= INSTRUCTIONS FOR THE TASK =
Transcribe nothing but the lines from the one with "Output the text content of this document." to the end of the entries, both included, keeping each exact and leaving every picture out.

:: RECORDS FOR THE TASK ::

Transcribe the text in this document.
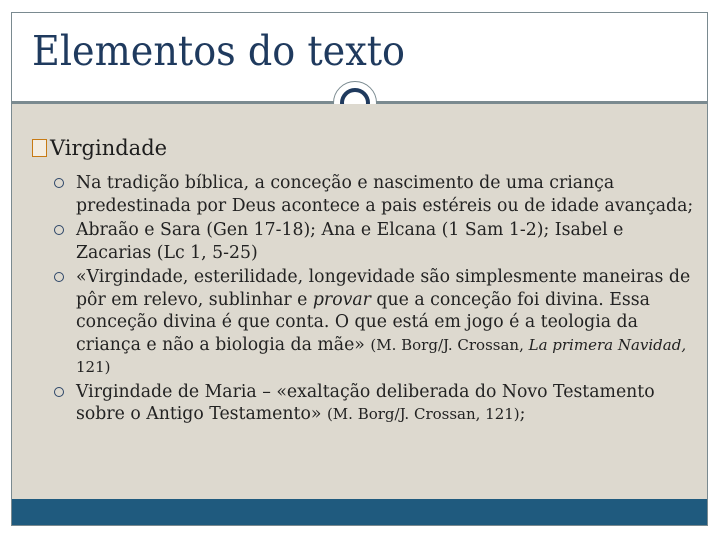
Elementos do texto
Virgindade
Na tradição bíblica, a conceção e nascimento de uma criança predestinada por Deus acontece a pais estéreis ou de idade avançada;
Abraão e Sara (Gen 17-18); Ana e Elcana (1 Sam 1-2); Isabel e Zacarias (Lc 1, 5-25)
«Virgindade, esterilidade, longevidade são simplesmente maneiras de pôr em relevo, sublinhar e provar que a conceção foi divina. Essa conceção divina é que conta. O que está em jogo é a teologia da criança e não a biologia da mãe» (M. Borg/J. Crossan, La primera Navidad, 121)
Virgindade de Maria – «exaltação deliberada do Novo Testamento sobre o Antigo Testamento» (M. Borg/J. Crossan, 121);
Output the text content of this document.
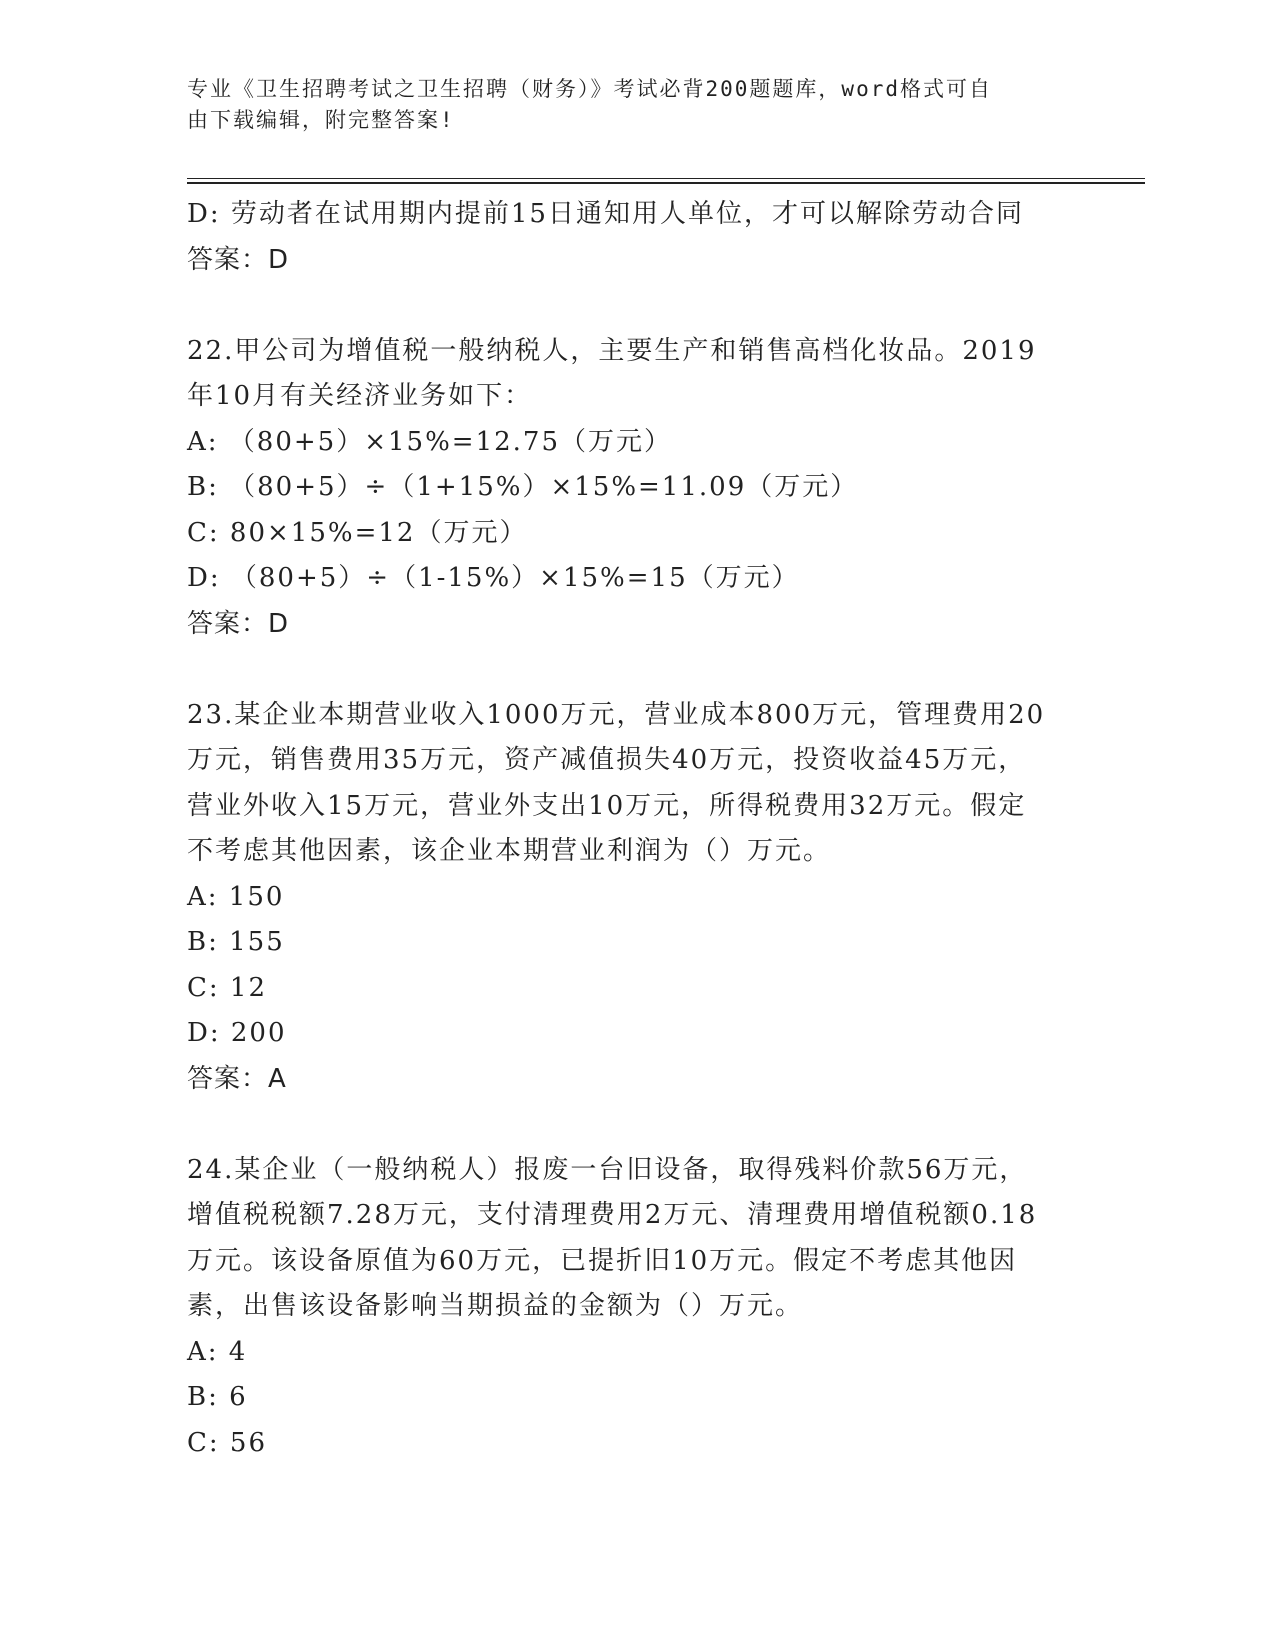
专业《卫生招聘考试之卫生招聘（财务）》考试必背200题题库，word格式可自
由下载编辑，附完整答案!
D: 劳动者在试用期内提前15日通知用人单位，才可以解除劳动合同
答案：D
22.甲公司为增值税一般纳税人，主要生产和销售高档化妆品。2019
年10月有关经济业务如下：
A: （80+5）×15%=12.75（万元）
B: （80+5）÷（1+15%）×15%=11.09（万元）
C: 80×15%=12（万元）
D: （80+5）÷（1-15%）×15%=15（万元）
答案：D
23.某企业本期营业收入1000万元，营业成本800万元，管理费用20
万元，销售费用35万元，资产减值损失40万元，投资收益45万元，
营业外收入15万元，营业外支出10万元，所得税费用32万元。假定
不考虑其他因素，该企业本期营业利润为（）万元。
A: 150
B: 155
C: 12
D: 200
答案：A
24.某企业（一般纳税人）报废一台旧设备，取得残料价款56万元，
增值税税额7.28万元，支付清理费用2万元、清理费用增值税额0.18
万元。该设备原值为60万元，已提折旧10万元。假定不考虑其他因
素，出售该设备影响当期损益的金额为（）万元。
A: 4
B: 6
C: 56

:::

= COMPLETE OUTPUT =
Output the text content of this document.
专业《卫生招聘考试之卫生招聘（财务）》考试必背200题题库，word格式可自
由下载编辑，附完整答案!
D: 劳动者在试用期内提前15日通知用人单位，才可以解除劳动合同
答案：D
22.甲公司为增值税一般纳税人，主要生产和销售高档化妆品。2019
年10月有关经济业务如下：
A: （80+5）×15%=12.75（万元）
B: （80+5）÷（1+15%）×15%=11.09（万元）
C: 80×15%=12（万元）
D: （80+5）÷（1-15%）×15%=15（万元）
答案：D
23.某企业本期营业收入1000万元，营业成本800万元，管理费用20
万元，销售费用35万元，资产减值损失40万元，投资收益45万元，
营业外收入15万元，营业外支出10万元，所得税费用32万元。假定
不考虑其他因素，该企业本期营业利润为（）万元。
A: 150
B: 155
C: 12
D: 200
答案：A
24.某企业（一般纳税人）报废一台旧设备，取得残料价款56万元，
增值税税额7.28万元，支付清理费用2万元、清理费用增值税额0.18
万元。该设备原值为60万元，已提折旧10万元。假定不考虑其他因
素，出售该设备影响当期损益的金额为（）万元。
A: 4
B: 6
C: 56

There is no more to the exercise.